The following issues are tabled for consideration and are in no particular order.

  1. Work safety inquiry
  2. The ACT holds the unenviable record as the worst jurisdiction for construction industry workplace safety (per capita). The death of Ben Catanzariti in July 2012 was the catalyst for the ACT Work Safety Inquiry (MLA Simon Corbell). The Work Safety Commissioner (Mark McCabe) and panel chair (Lynelle Briggs) were tasked with collecting, reviewing and assessing stakeholder submissions and making recommendations for the consideration of ACT Government. The inquiry outputs totalled 28 recommendations.
  3. The ACT Governments responses to these recommendations were to both either support or agree with these recommendations (June 2013).
  4. AVTA lodged a 5000 word submission which was further supported by a panel interview with both Mark McCabe and Lynelle Briggs, the submission focused extensively on construction industry union training organisations and their extensive failures over a number of years in serving construction apprentice markets (referenced alongside this was the ineffective regulation provided by ACT Government) and the influence this has and continues to have on workplace safety and small business including AVTA.
  5. During the panel interview, the Work Safety Commissioner (Mark McCabe) requested that I (as the CEO of AVTA) personally lodge AVTA’s written submission directly to him for independent investigation which was to be exclusive from the Work Safety Inquiry.
  6. AVTA noted that the recommendations that were made from the Work Safety Inquiry identified the Master Builders Association (MBA) and Housing Industry Association (HIA) as the organisations tasked with driving better safety outcomes across the wider ACT construction industryand that construction unions were excluded in these recommendations
  7. At time of writing I have heard nothing formal from the Work Safety Commissioner (Mark McCabe) in relation to our organisations independent submission Referenced in 1.4
  8. Construction union training organisation failure
  9. AVTA entered the ACT construction industry apprentice training market in 2011. AVTA immediately secured construction industry apprentices from construction union training providers due to apprentices/employers and parents/caregivers experiencing extreme dissatisfaction with these providers. AVTA has continued to receive these transitioning apprentices for a number of years. Reasons for dissatisfaction are many and varied and include but are not limited to the following main reasons.
  10. Construction industry apprentices experiencing years of having no provision of formal off the job training or and/or workplace support. In non-isolated incidents non-servicing of construction industry apprentices has lasted up to 3 years by construction union training providers(alleged by apprentice and employer).

◆ EXERCISES ◆
**1.** Render this sentence from the work safety excerpt in Spanish: "AVTA entered the ACT construction industry apprentice training market in 2011."
**2.** For each statement, say yes or no according to the work safety excerpt, and quote the words that decide it: (a) The Work Safety Inquiry produced 28 recommendations. (b) Construction unions were among the organisations named to drive better safety outcomes. (c) AVTA entered the apprentice training market in 2013.
**3.** According to the work safety excerpt, why did AVTA immediately secure apprentices from construction union training providers?
Answer from the work safety excerpt alone.

Annotated element listings
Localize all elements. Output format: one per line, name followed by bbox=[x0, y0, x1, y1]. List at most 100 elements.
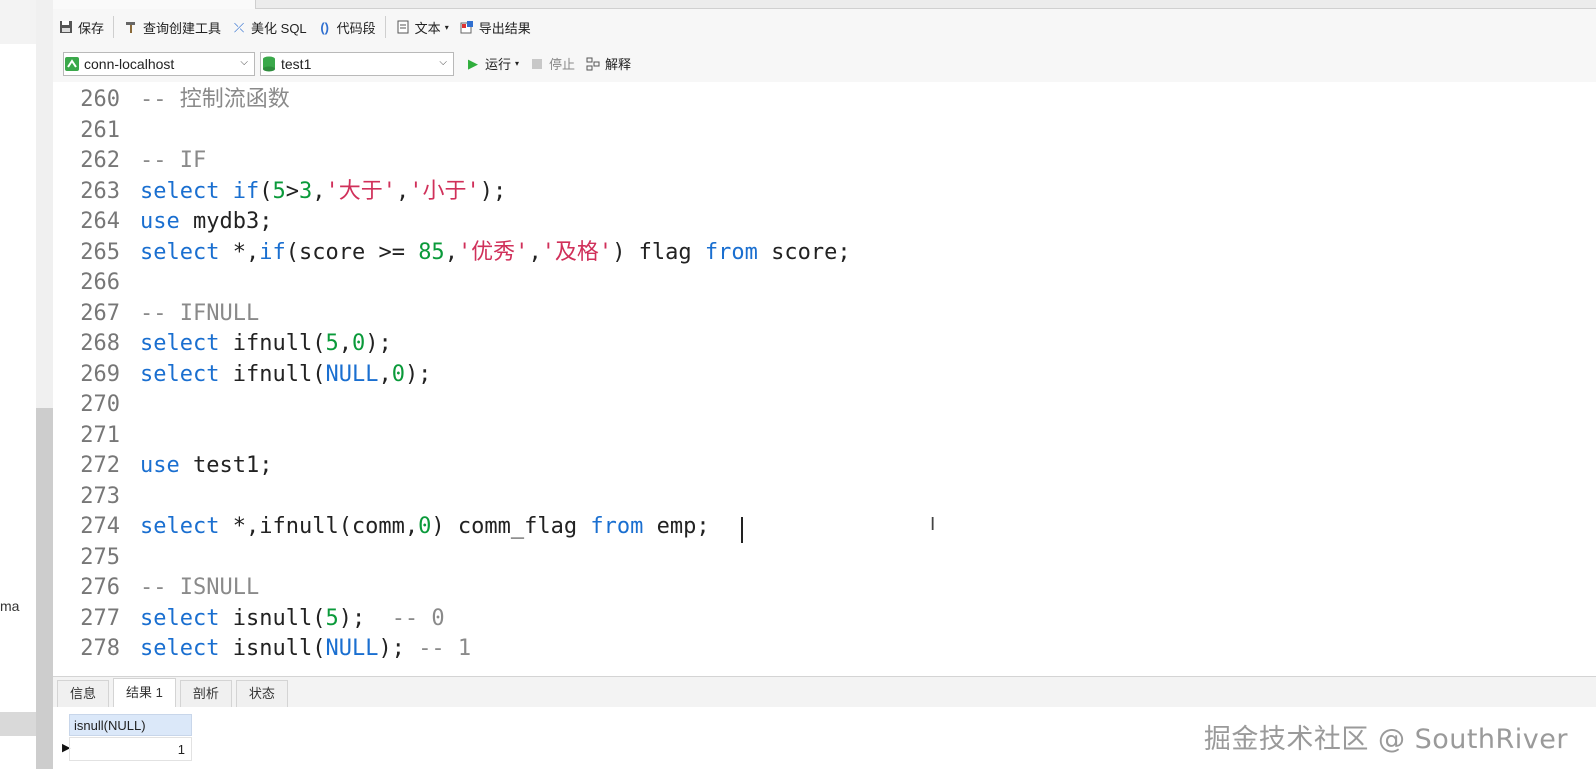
code-line[interactable]: 277 select isnull(5); -- 0 bbox=[53, 603, 1596, 634]
code-token: *,ifnull(comm, bbox=[219, 514, 419, 539]
code-line[interactable]: 267 -- IFNULL bbox=[53, 298, 1596, 329]
code-line[interactable]: 274 select *,ifnull(comm,0) comm_flag fro… bbox=[53, 511, 1596, 543]
code-text: select ifnull(5,0); bbox=[140, 328, 392, 359]
line-number: 263 bbox=[80, 178, 120, 204]
code-token: ifnull( bbox=[219, 331, 326, 356]
explain-icon bbox=[585, 56, 601, 72]
result-tab[interactable]: 剖析 bbox=[179, 680, 232, 707]
code-token: 85 bbox=[418, 239, 445, 265]
code-token: 5 bbox=[272, 178, 286, 204]
left-panel-partial-label[interactable]: ma bbox=[0, 598, 19, 614]
code-token: 5 bbox=[325, 331, 339, 356]
query-builder-button[interactable]: 查询创建工具 bbox=[118, 15, 226, 39]
beautify-sql-button[interactable]: ⤫ 美化 SQL bbox=[226, 15, 312, 39]
code-token: NULL bbox=[325, 636, 379, 661]
code-token: mydb3; bbox=[179, 209, 273, 234]
code-line[interactable]: 273 bbox=[53, 481, 1596, 512]
code-line[interactable]: 278 select isnull(NULL); -- 1 bbox=[53, 633, 1596, 664]
explain-label: 解释 bbox=[605, 57, 632, 72]
code-token: , bbox=[395, 178, 410, 204]
sql-editor[interactable]: 260 -- 控制流函数 261 262 -- IF 263 select if(5>3,'… bbox=[53, 82, 1596, 676]
code-line[interactable]: 268 select ifnull(5,0); bbox=[53, 328, 1596, 359]
query-builder-label: 查询创建工具 bbox=[143, 20, 222, 36]
run-label: 运行 bbox=[485, 57, 512, 72]
code-token: from bbox=[590, 514, 644, 539]
line-number: 267 bbox=[80, 300, 120, 326]
result-tabs: 信息 结果 1 剖析 状态 bbox=[53, 676, 1596, 708]
chevron-down-icon: ⌵ bbox=[240, 56, 248, 68]
result-tab[interactable]: 结果 1 bbox=[113, 678, 176, 707]
code-line[interactable]: 272 use test1; bbox=[53, 450, 1596, 481]
line-number: 268 bbox=[80, 331, 120, 356]
code-token: NULL bbox=[325, 361, 379, 387]
export-results-button[interactable]: 导出结果 bbox=[454, 15, 536, 39]
code-line[interactable]: 264 use mydb3; bbox=[53, 206, 1596, 237]
code-line[interactable]: 260 -- 控制流函数 bbox=[53, 84, 1596, 115]
code-line[interactable]: 262 -- IF bbox=[53, 145, 1596, 176]
active-editor-tab[interactable] bbox=[53, 0, 256, 9]
code-token: ); bbox=[378, 636, 419, 661]
text-button[interactable]: 文本 ▾ bbox=[390, 15, 454, 39]
code-line[interactable]: 269 select ifnull(NULL,0); bbox=[53, 359, 1596, 390]
code-text: select ifnull(NULL,0); bbox=[140, 359, 431, 390]
code-token: test1; bbox=[179, 453, 273, 478]
chevron-down-icon: ▾ bbox=[515, 59, 520, 68]
code-text: -- IF bbox=[140, 145, 206, 176]
code-token: -- IF bbox=[140, 148, 207, 173]
code-token: ); bbox=[365, 331, 392, 356]
text-label: 文本 bbox=[414, 20, 441, 36]
left-panel: ma bbox=[0, 0, 37, 769]
code-line[interactable]: 261 bbox=[53, 115, 1596, 146]
run-button[interactable]: ▶ 运行 ▾ bbox=[460, 52, 524, 76]
mouse-ibeam-cursor-icon: I bbox=[930, 514, 936, 535]
editor-tab-strip bbox=[53, 0, 1596, 9]
watermark: 掘金技术社区 @ SouthRiver bbox=[1203, 724, 1568, 755]
code-snippet-button[interactable]: () 代码段 bbox=[312, 15, 381, 39]
result-tab[interactable]: 状态 bbox=[235, 680, 288, 707]
code-token: , bbox=[338, 331, 352, 356]
code-token: ); bbox=[479, 178, 507, 204]
line-number: 275 bbox=[80, 544, 120, 570]
code-token: , bbox=[528, 239, 542, 265]
save-icon bbox=[58, 19, 74, 35]
database-select[interactable]: test1 ⌵ bbox=[260, 51, 454, 76]
code-token: -- 0 bbox=[391, 605, 445, 631]
code-text: select isnull(5); -- 0 bbox=[140, 603, 445, 634]
code-line[interactable]: 265 select *,if(score >= 85,'优秀','及格') fl… bbox=[53, 237, 1596, 268]
code-token: 3 bbox=[298, 178, 313, 204]
code-token: , bbox=[444, 239, 458, 265]
beautify-sql-label: 美化 SQL bbox=[251, 20, 307, 36]
code-token: score; bbox=[757, 239, 851, 265]
code-line[interactable]: 266 bbox=[53, 267, 1596, 298]
explain-button[interactable]: 解释 bbox=[580, 52, 636, 76]
line-number: 272 bbox=[80, 453, 120, 478]
code-line[interactable]: 263 select if(5>3,'大于','小于'); bbox=[53, 176, 1596, 207]
code-line[interactable]: 276 -- ISNULL bbox=[53, 572, 1596, 603]
code-token: *, bbox=[219, 239, 260, 265]
left-scrollbar-thumb[interactable] bbox=[36, 408, 53, 769]
connection-select[interactable]: conn-localhost ⌵ bbox=[63, 51, 255, 76]
result-tab[interactable]: 信息 bbox=[57, 680, 110, 707]
toolbar-divider bbox=[113, 16, 115, 38]
stop-button[interactable]: 停止 bbox=[524, 52, 580, 76]
code-line[interactable]: 275 bbox=[53, 542, 1596, 573]
code-text: -- ISNULL bbox=[140, 572, 259, 603]
result-cell[interactable]: 1 bbox=[69, 737, 192, 761]
connection-icon bbox=[64, 56, 80, 72]
line-number: 278 bbox=[80, 636, 120, 661]
code-token: select bbox=[140, 605, 220, 631]
save-label: 保存 bbox=[78, 20, 105, 36]
code-text: select if(5>3,'大于','小于'); bbox=[140, 176, 506, 207]
code-token: if bbox=[259, 239, 286, 265]
code-token: ); bbox=[404, 361, 432, 387]
database-icon bbox=[261, 56, 277, 72]
left-panel-selected-item[interactable] bbox=[0, 712, 36, 736]
line-number: 266 bbox=[80, 270, 120, 295]
code-token: use bbox=[140, 453, 180, 478]
save-button[interactable]: 保存 bbox=[53, 15, 109, 39]
code-line[interactable]: 270 bbox=[53, 389, 1596, 420]
code-token: ( bbox=[259, 178, 273, 204]
code-line[interactable]: 271 bbox=[53, 420, 1596, 451]
column-header[interactable]: isnull(NULL) bbox=[69, 714, 192, 736]
code-token: select bbox=[140, 514, 220, 539]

◆ WRITTEN RESPONSES ◆
**1.** AVTA ingresó en el mercado de formación de aprendices de la industria de la construcción del ACT en 2011.

**2.**
(a) Yes: "The inquiry outputs totalled 28 recommendations."
(b) No: "construction unions were excluded in these recommendations"
(c) No: "AVTA entered the ACT construction industry apprentice training market in 2011."

**3.** Apprentices, employers, and parents or caregivers were extremely dissatisfied with those providers. The main reason the excerpt lists is that apprentices went years without any formal off-the-job training or workplace support, in some cases for up to 3 years.